---------- Provided entries ----------
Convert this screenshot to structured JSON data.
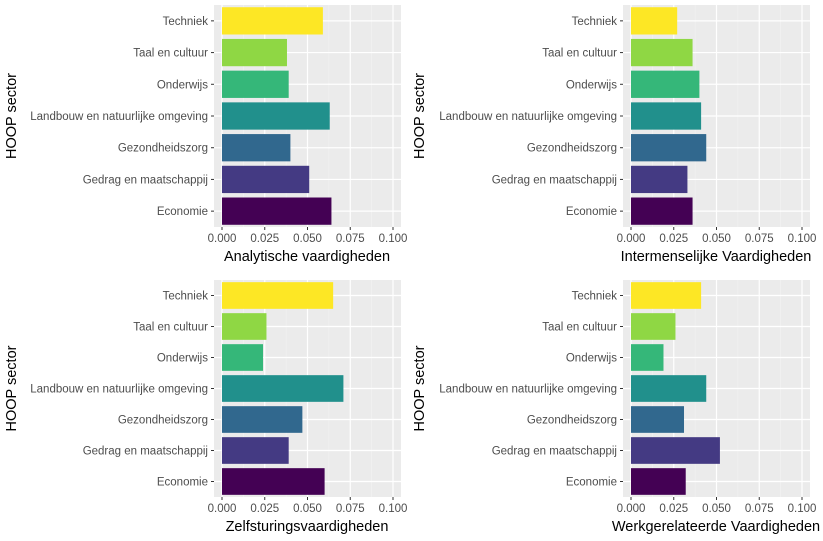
{
  "chart_data": [
    {
      "type": "bar",
      "orientation": "horizontal",
      "ylabel": "HOOP sector",
      "xlabel": "Analytische vaardigheden",
      "categories": [
        "Techniek",
        "Taal en cultuur",
        "Onderwijs",
        "Landbouw en natuurlijke omgeving",
        "Gezondheidszorg",
        "Gedrag en maatschappij",
        "Economie"
      ],
      "values": [
        0.059,
        0.038,
        0.039,
        0.063,
        0.04,
        0.051,
        0.064
      ],
      "xlim": [
        0,
        0.1
      ],
      "xticks": [
        "0.000",
        "0.025",
        "0.050",
        "0.075",
        "0.100"
      ],
      "grid": true
    },
    {
      "type": "bar",
      "orientation": "horizontal",
      "ylabel": "HOOP sector",
      "xlabel": "Intermenselijke Vaardigheden",
      "categories": [
        "Techniek",
        "Taal en cultuur",
        "Onderwijs",
        "Landbouw en natuurlijke omgeving",
        "Gezondheidszorg",
        "Gedrag en maatschappij",
        "Economie"
      ],
      "values": [
        0.027,
        0.036,
        0.04,
        0.041,
        0.044,
        0.033,
        0.036
      ],
      "xlim": [
        0,
        0.1
      ],
      "xticks": [
        "0.000",
        "0.025",
        "0.050",
        "0.075",
        "0.100"
      ],
      "grid": true
    },
    {
      "type": "bar",
      "orientation": "horizontal",
      "ylabel": "HOOP sector",
      "xlabel": "Zelfsturingsvaardigheden",
      "categories": [
        "Techniek",
        "Taal en cultuur",
        "Onderwijs",
        "Landbouw en natuurlijke omgeving",
        "Gezondheidszorg",
        "Gedrag en maatschappij",
        "Economie"
      ],
      "values": [
        0.065,
        0.026,
        0.024,
        0.071,
        0.047,
        0.039,
        0.06
      ],
      "xlim": [
        0,
        0.1
      ],
      "xticks": [
        "0.000",
        "0.025",
        "0.050",
        "0.075",
        "0.100"
      ],
      "grid": true
    },
    {
      "type": "bar",
      "orientation": "horizontal",
      "ylabel": "HOOP sector",
      "xlabel": "Werkgerelateerde Vaardigheden",
      "categories": [
        "Techniek",
        "Taal en cultuur",
        "Onderwijs",
        "Landbouw en natuurlijke omgeving",
        "Gezondheidszorg",
        "Gedrag en maatschappij",
        "Economie"
      ],
      "values": [
        0.041,
        0.026,
        0.019,
        0.044,
        0.031,
        0.052,
        0.032
      ],
      "xlim": [
        0,
        0.1
      ],
      "xticks": [
        "0.000",
        "0.025",
        "0.050",
        "0.075",
        "0.100"
      ],
      "grid": true
    }
  ],
  "colors": {
    "Techniek": "#FDE725",
    "Taal en cultuur": "#8FD744",
    "Onderwijs": "#35B779",
    "Landbouw en natuurlijke omgeving": "#21908C",
    "Gezondheidszorg": "#31688E",
    "Gedrag en maatschappij": "#443A83",
    "Economie": "#440154",
    "panel_background": "#EBEBEB",
    "grid_major": "#FFFFFF",
    "grid_minor": "#F4F4F4",
    "tick_text": "#4D4D4D",
    "axis_title": "#000000"
  }
}
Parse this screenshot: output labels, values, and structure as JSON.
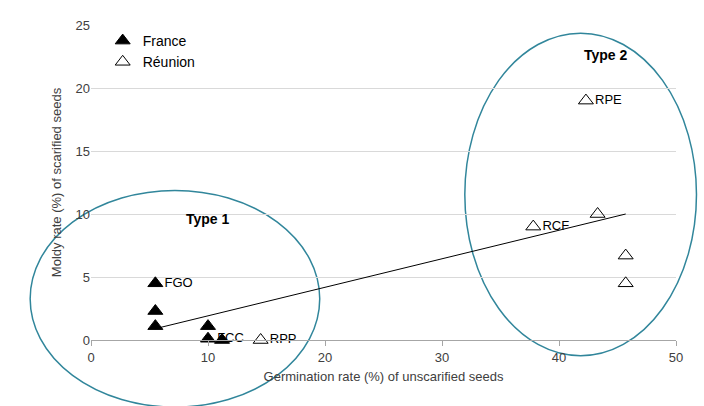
{
  "chart_data": {
    "type": "scatter",
    "x_label": "Germination rate (%) of unscarified seeds",
    "y_label": "Moldy rate (%) of scarified seeds",
    "xlim": [
      0,
      50
    ],
    "xticks": [
      0,
      10,
      20,
      30,
      40,
      50
    ],
    "ylim": [
      0,
      25
    ],
    "yticks": [
      0,
      5,
      10,
      15,
      20,
      25
    ],
    "grid": "y",
    "legend": "top left",
    "series": [
      {
        "name": "France",
        "color": "#000000",
        "marker": "triangle-up",
        "x": [
          5.5,
          5.5,
          5.5,
          10,
          10,
          11.2
        ],
        "values": [
          4.5,
          2.3,
          1.1,
          1.1,
          0.1,
          0
        ],
        "point_labels": [
          "FGO",
          null,
          null,
          null,
          "FCC",
          null
        ]
      },
      {
        "name": "Réunion",
        "color": "#000000",
        "marker": "triangle-up-open",
        "x": [
          14.5,
          37.8,
          43.3,
          42.3,
          45.7,
          45.7
        ],
        "values": [
          0,
          9,
          10,
          19,
          6.7,
          4.5
        ],
        "point_labels": [
          "RPP",
          "RCF",
          null,
          "RPE",
          null,
          null
        ]
      },
      {
        "type": "line",
        "color": "#000000",
        "line_style": "solid",
        "x": [
          5.5,
          45.7
        ],
        "values": [
          0.9,
          10
        ]
      }
    ],
    "annotations": [
      {
        "text": "Type 1",
        "x": 10,
        "y": 9.6
      },
      {
        "text": "Type 2",
        "x": 44,
        "y": 22.6
      }
    ]
  }
}
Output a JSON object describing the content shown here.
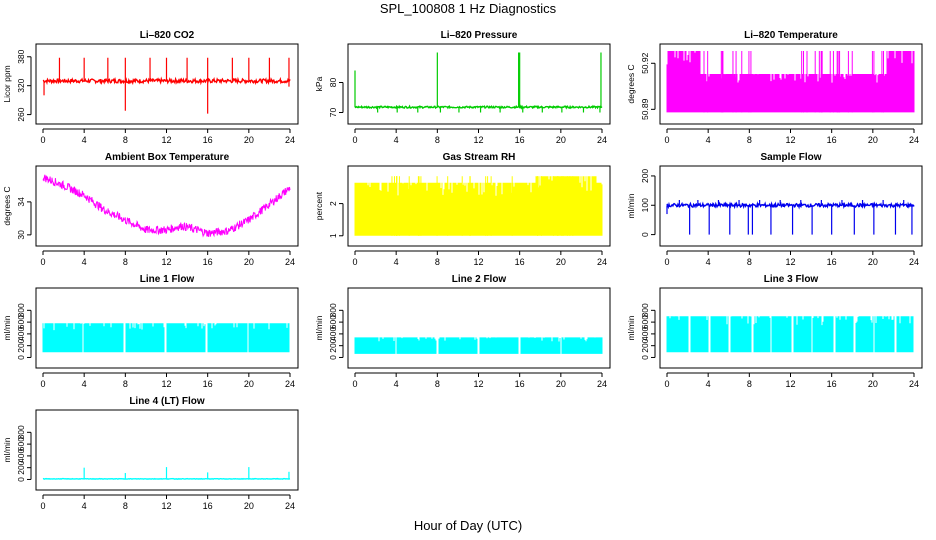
{
  "figure": {
    "title": "SPL_100808  1 Hz Diagnostics",
    "xlabel": "Hour of Day (UTC)"
  },
  "chart_data": [
    {
      "type": "line",
      "title": "Li–820 CO2",
      "ylabel": "Licor ppm",
      "color": "#ff0000",
      "xlim": [
        0,
        24
      ],
      "xticks": [
        0,
        4,
        8,
        12,
        16,
        20,
        24
      ],
      "ylim": [
        255,
        392
      ],
      "yticks": [
        260,
        320,
        380
      ],
      "series": [
        {
          "shape": "noisy",
          "base": 330,
          "amp": 4,
          "spikes_up": [
            [
              1.6,
              378
            ],
            [
              4,
              378
            ],
            [
              6.3,
              378
            ],
            [
              8,
              378
            ],
            [
              10.4,
              378
            ],
            [
              12,
              378
            ],
            [
              14,
              378
            ],
            [
              16,
              378
            ],
            [
              18.4,
              378
            ],
            [
              20,
              378
            ],
            [
              22,
              378
            ],
            [
              23.9,
              378
            ]
          ],
          "spikes_down": [
            [
              0.1,
              300
            ],
            [
              8,
              268
            ],
            [
              16,
              262
            ],
            [
              23.9,
              318
            ]
          ]
        }
      ]
    },
    {
      "type": "line",
      "title": "Li–820 Pressure",
      "ylabel": "kPa",
      "color": "#00cc00",
      "xlim": [
        0,
        24
      ],
      "xticks": [
        0,
        4,
        8,
        12,
        16,
        20,
        24
      ],
      "ylim": [
        68.5,
        90.5
      ],
      "yticks": [
        70,
        80
      ],
      "series": [
        {
          "shape": "noisy",
          "base": 71.8,
          "amp": 0.3,
          "spikes_up": [
            [
              0,
              84
            ],
            [
              8,
              90
            ],
            [
              15.9,
              90
            ],
            [
              16,
              90
            ],
            [
              23.9,
              90
            ]
          ],
          "spikes_down": [
            [
              2.2,
              70
            ],
            [
              4.1,
              70
            ],
            [
              6.1,
              70
            ],
            [
              8.3,
              70
            ],
            [
              10.1,
              70
            ],
            [
              12.2,
              70
            ],
            [
              14.1,
              70
            ],
            [
              16.3,
              70
            ],
            [
              18.2,
              70
            ],
            [
              20.1,
              70
            ],
            [
              22.2,
              70
            ],
            [
              23.8,
              70
            ]
          ]
        }
      ]
    },
    {
      "type": "line",
      "title": "Li–820 Temperature",
      "ylabel": "degrees C",
      "color": "#ff00ff",
      "xlim": [
        0,
        24
      ],
      "xticks": [
        0,
        4,
        8,
        12,
        16,
        20,
        24
      ],
      "ylim": [
        50.885,
        50.928
      ],
      "yticks": [
        50.89,
        50.92
      ],
      "series": [
        {
          "shape": "band",
          "low": 50.888,
          "high": 50.913,
          "full_high": 50.928,
          "full_ranges": [
            [
              0,
              3.3
            ],
            [
              21.3,
              24
            ]
          ]
        }
      ]
    },
    {
      "type": "line",
      "title": "Ambient Box Temperature",
      "ylabel": "degrees C",
      "color": "#ff00ff",
      "xlim": [
        0,
        24
      ],
      "xticks": [
        0,
        4,
        8,
        12,
        16,
        20,
        24
      ],
      "ylim": [
        29.5,
        37.5
      ],
      "yticks": [
        30,
        34
      ],
      "series": [
        {
          "shape": "curve",
          "points": [
            [
              0,
              37
            ],
            [
              2,
              36
            ],
            [
              4,
              34.8
            ],
            [
              6,
              33
            ],
            [
              8,
              31.8
            ],
            [
              10,
              30.6
            ],
            [
              12,
              30.6
            ],
            [
              13.5,
              31.1
            ],
            [
              15,
              30.6
            ],
            [
              16,
              30.2
            ],
            [
              18,
              30.5
            ],
            [
              20,
              31.8
            ],
            [
              22,
              33.7
            ],
            [
              24,
              35.7
            ]
          ],
          "noise": 0.5
        }
      ]
    },
    {
      "type": "line",
      "title": "Gas Stream RH",
      "ylabel": "percent",
      "color": "#ffff00",
      "xlim": [
        0,
        24
      ],
      "xticks": [
        0,
        4,
        8,
        12,
        16,
        20,
        24
      ],
      "ylim": [
        0.9,
        2.95
      ],
      "yticks": [
        1.0,
        2.0
      ],
      "series": [
        {
          "shape": "band",
          "low": 1.0,
          "high": 2.65,
          "full_high": 2.85,
          "full_ranges": [
            [
              17.5,
              23.5
            ]
          ]
        }
      ]
    },
    {
      "type": "line",
      "title": "Sample Flow",
      "ylabel": "ml/min",
      "color": "#0000ee",
      "xlim": [
        0,
        24
      ],
      "xticks": [
        0,
        4,
        8,
        12,
        16,
        20,
        24
      ],
      "ylim": [
        -15,
        210
      ],
      "yticks": [
        0,
        100,
        200
      ],
      "series": [
        {
          "shape": "noisy",
          "base": 100,
          "amp": 6,
          "spikes_up": [
            [
              1.2,
              118
            ],
            [
              3,
              118
            ],
            [
              5,
              118
            ],
            [
              7,
              118
            ],
            [
              9,
              118
            ],
            [
              11,
              118
            ],
            [
              13,
              118
            ],
            [
              15,
              118
            ],
            [
              17,
              118
            ],
            [
              19,
              118
            ],
            [
              21,
              118
            ],
            [
              23,
              118
            ]
          ],
          "spikes_down": [
            [
              0,
              70
            ],
            [
              2.2,
              0
            ],
            [
              4.1,
              0
            ],
            [
              6.1,
              0
            ],
            [
              7.9,
              0
            ],
            [
              8.3,
              0
            ],
            [
              10.1,
              0
            ],
            [
              12.2,
              0
            ],
            [
              14.1,
              0
            ],
            [
              16,
              0
            ],
            [
              18.2,
              0
            ],
            [
              20.1,
              0
            ],
            [
              22.2,
              0
            ],
            [
              23.8,
              0
            ]
          ]
        }
      ]
    },
    {
      "type": "line",
      "title": "Line 1 Flow",
      "ylabel": "ml/min",
      "color": "#00ffff",
      "xlim": [
        0,
        24
      ],
      "xticks": [
        0,
        4,
        8,
        12,
        16,
        20,
        24
      ],
      "ylim": [
        -60,
        1060
      ],
      "yticks": [
        0,
        200,
        400,
        600,
        800
      ],
      "series": [
        {
          "shape": "band",
          "low": 90,
          "high": 580,
          "end": 23.9,
          "gaps": [
            3.9,
            7.9,
            11.9,
            15.9,
            19.9
          ]
        }
      ]
    },
    {
      "type": "line",
      "title": "Line 2 Flow",
      "ylabel": "ml/min",
      "color": "#00ffff",
      "xlim": [
        0,
        24
      ],
      "xticks": [
        0,
        4,
        8,
        12,
        16,
        20,
        24
      ],
      "ylim": [
        -60,
        1060
      ],
      "yticks": [
        0,
        200,
        400,
        600,
        800
      ],
      "series": [
        {
          "shape": "band",
          "low": 60,
          "high": 340,
          "end": 24,
          "gaps": [
            4,
            8,
            12,
            16,
            20
          ]
        }
      ]
    },
    {
      "type": "line",
      "title": "Line 3 Flow",
      "ylabel": "ml/min",
      "color": "#00ffff",
      "xlim": [
        0,
        24
      ],
      "xticks": [
        0,
        4,
        8,
        12,
        16,
        20,
        24
      ],
      "ylim": [
        -60,
        1060
      ],
      "yticks": [
        0,
        200,
        400,
        600,
        800
      ],
      "series": [
        {
          "shape": "band",
          "low": 90,
          "high": 700,
          "end": 23.9,
          "gaps": [
            2.2,
            4.1,
            6.1,
            8.3,
            10.1,
            12.2,
            14.1,
            16.3,
            18.2,
            20.1,
            22.2
          ]
        }
      ]
    },
    {
      "type": "line",
      "title": "Line 4 (LT) Flow",
      "ylabel": "ml/min",
      "color": "#00ffff",
      "xlim": [
        0,
        24
      ],
      "xticks": [
        0,
        4,
        8,
        12,
        16,
        20,
        24
      ],
      "ylim": [
        -60,
        1060
      ],
      "yticks": [
        0,
        200,
        400,
        600,
        800
      ],
      "series": [
        {
          "shape": "noisy",
          "base": 10,
          "amp": 4,
          "spikes_up": [
            [
              4,
              200
            ],
            [
              8,
              110
            ],
            [
              12,
              210
            ],
            [
              16,
              120
            ],
            [
              20,
              210
            ],
            [
              23.9,
              130
            ]
          ],
          "spikes_down": []
        }
      ]
    }
  ]
}
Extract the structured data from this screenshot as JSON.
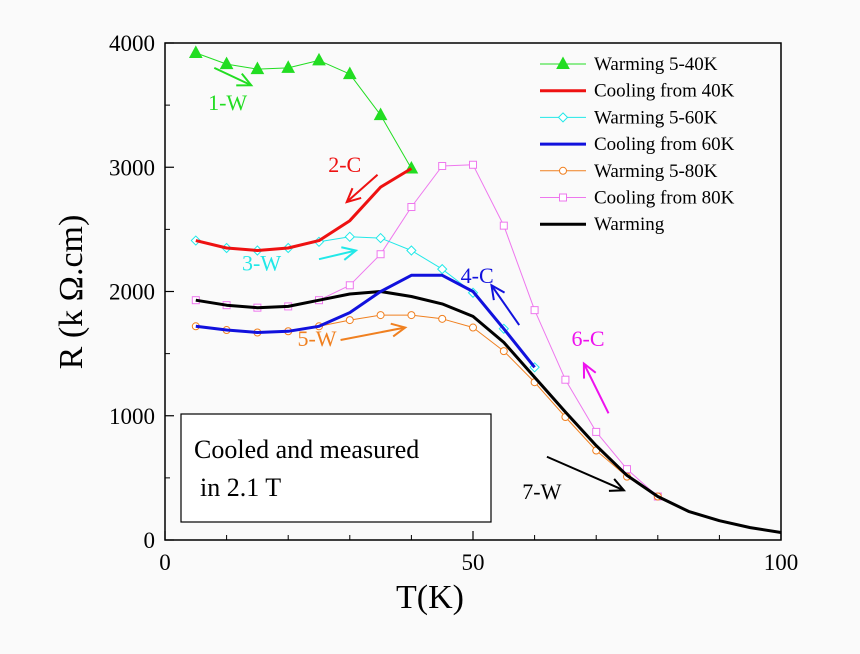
{
  "chart_data": {
    "type": "line",
    "xlabel": "T(K)",
    "ylabel": "R (k Ω.cm)",
    "xlim": [
      0,
      100
    ],
    "ylim": [
      0,
      4000
    ],
    "xticks": [
      0,
      50,
      100
    ],
    "yticks": [
      0,
      1000,
      2000,
      3000,
      4000
    ],
    "grid": false,
    "legend_position": "top-right",
    "info_box": [
      "Cooled and measured",
      "in 2.1 T"
    ],
    "series": [
      {
        "name": "Warming 5-40K",
        "color": "#22dd22",
        "marker": "triangle-filled",
        "x": [
          5,
          10,
          15,
          20,
          25,
          30,
          35,
          40
        ],
        "y": [
          3920,
          3830,
          3790,
          3800,
          3860,
          3750,
          3420,
          2990
        ]
      },
      {
        "name": "Cooling from 40K",
        "color": "#ee1111",
        "marker": "none",
        "x": [
          5,
          10,
          15,
          20,
          25,
          30,
          35,
          40
        ],
        "y": [
          2410,
          2350,
          2330,
          2350,
          2410,
          2570,
          2840,
          2990
        ]
      },
      {
        "name": "Warming 5-60K",
        "color": "#22e8e8",
        "marker": "diamond-open",
        "x": [
          5,
          10,
          15,
          20,
          25,
          30,
          35,
          40,
          45,
          50,
          55,
          60
        ],
        "y": [
          2410,
          2350,
          2330,
          2350,
          2400,
          2440,
          2430,
          2330,
          2180,
          1990,
          1700,
          1390
        ]
      },
      {
        "name": "Cooling from 60K",
        "color": "#1111dd",
        "marker": "none",
        "x": [
          5,
          10,
          15,
          20,
          25,
          30,
          35,
          40,
          45,
          50,
          55,
          60
        ],
        "y": [
          1720,
          1690,
          1670,
          1680,
          1720,
          1830,
          2000,
          2130,
          2130,
          2000,
          1700,
          1390
        ]
      },
      {
        "name": "Warming 5-80K",
        "color": "#f08020",
        "marker": "circle-open",
        "x": [
          5,
          10,
          15,
          20,
          25,
          30,
          35,
          40,
          45,
          50,
          55,
          60,
          65,
          70,
          75,
          80
        ],
        "y": [
          1720,
          1690,
          1670,
          1680,
          1720,
          1770,
          1810,
          1810,
          1780,
          1710,
          1520,
          1270,
          990,
          720,
          510,
          350
        ]
      },
      {
        "name": "Cooling from 80K",
        "color": "#ee77ee",
        "marker": "square-open",
        "x": [
          5,
          10,
          15,
          20,
          25,
          30,
          35,
          40,
          45,
          50,
          55,
          60,
          65,
          70,
          75,
          80
        ],
        "y": [
          1930,
          1890,
          1870,
          1880,
          1930,
          2050,
          2300,
          2680,
          3010,
          3020,
          2530,
          1850,
          1290,
          870,
          570,
          350
        ]
      },
      {
        "name": "Warming",
        "color": "#000000",
        "marker": "none",
        "x": [
          5,
          10,
          15,
          20,
          25,
          30,
          35,
          40,
          45,
          50,
          55,
          60,
          65,
          70,
          75,
          80,
          85,
          90,
          95,
          100
        ],
        "y": [
          1930,
          1890,
          1870,
          1880,
          1930,
          1980,
          2000,
          1960,
          1900,
          1800,
          1590,
          1310,
          1030,
          760,
          520,
          350,
          230,
          155,
          100,
          60
        ]
      }
    ],
    "annotations": [
      {
        "label": "1-W",
        "color": "#22dd22",
        "x": 7,
        "y": 3460,
        "arrow": [
          [
            8,
            3800
          ],
          [
            14,
            3660
          ]
        ]
      },
      {
        "label": "2-C",
        "color": "#ee1111",
        "x": 26.5,
        "y": 2960,
        "arrow": [
          [
            34.5,
            2940
          ],
          [
            29.5,
            2720
          ]
        ]
      },
      {
        "label": "3-W",
        "color": "#22e8e8",
        "x": 12.5,
        "y": 2170,
        "arrow": [
          [
            25,
            2260
          ],
          [
            31,
            2330
          ]
        ]
      },
      {
        "label": "4-C",
        "color": "#1111dd",
        "x": 48,
        "y": 2070,
        "arrow": [
          [
            57.5,
            1730
          ],
          [
            53,
            2050
          ]
        ]
      },
      {
        "label": "5-W",
        "color": "#f08020",
        "x": 21.5,
        "y": 1560,
        "arrow": [
          [
            28.5,
            1610
          ],
          [
            39,
            1710
          ]
        ]
      },
      {
        "label": "6-C",
        "color": "#ee11ee",
        "x": 66,
        "y": 1560,
        "arrow": [
          [
            72,
            1020
          ],
          [
            68,
            1420
          ]
        ]
      },
      {
        "label": "7-W",
        "color": "#000000",
        "x": 58,
        "y": 330,
        "arrow": [
          [
            62,
            670
          ],
          [
            74.5,
            400
          ]
        ]
      }
    ]
  }
}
----------
Look through the entries above for the word "this". Copy every line where it shows up.

→ Full response:
Convert this screenshot to structured JSON data.
Parse this screenshot: output labels, values, and structure as JSON.
Extract the structured data from this screenshot as JSON.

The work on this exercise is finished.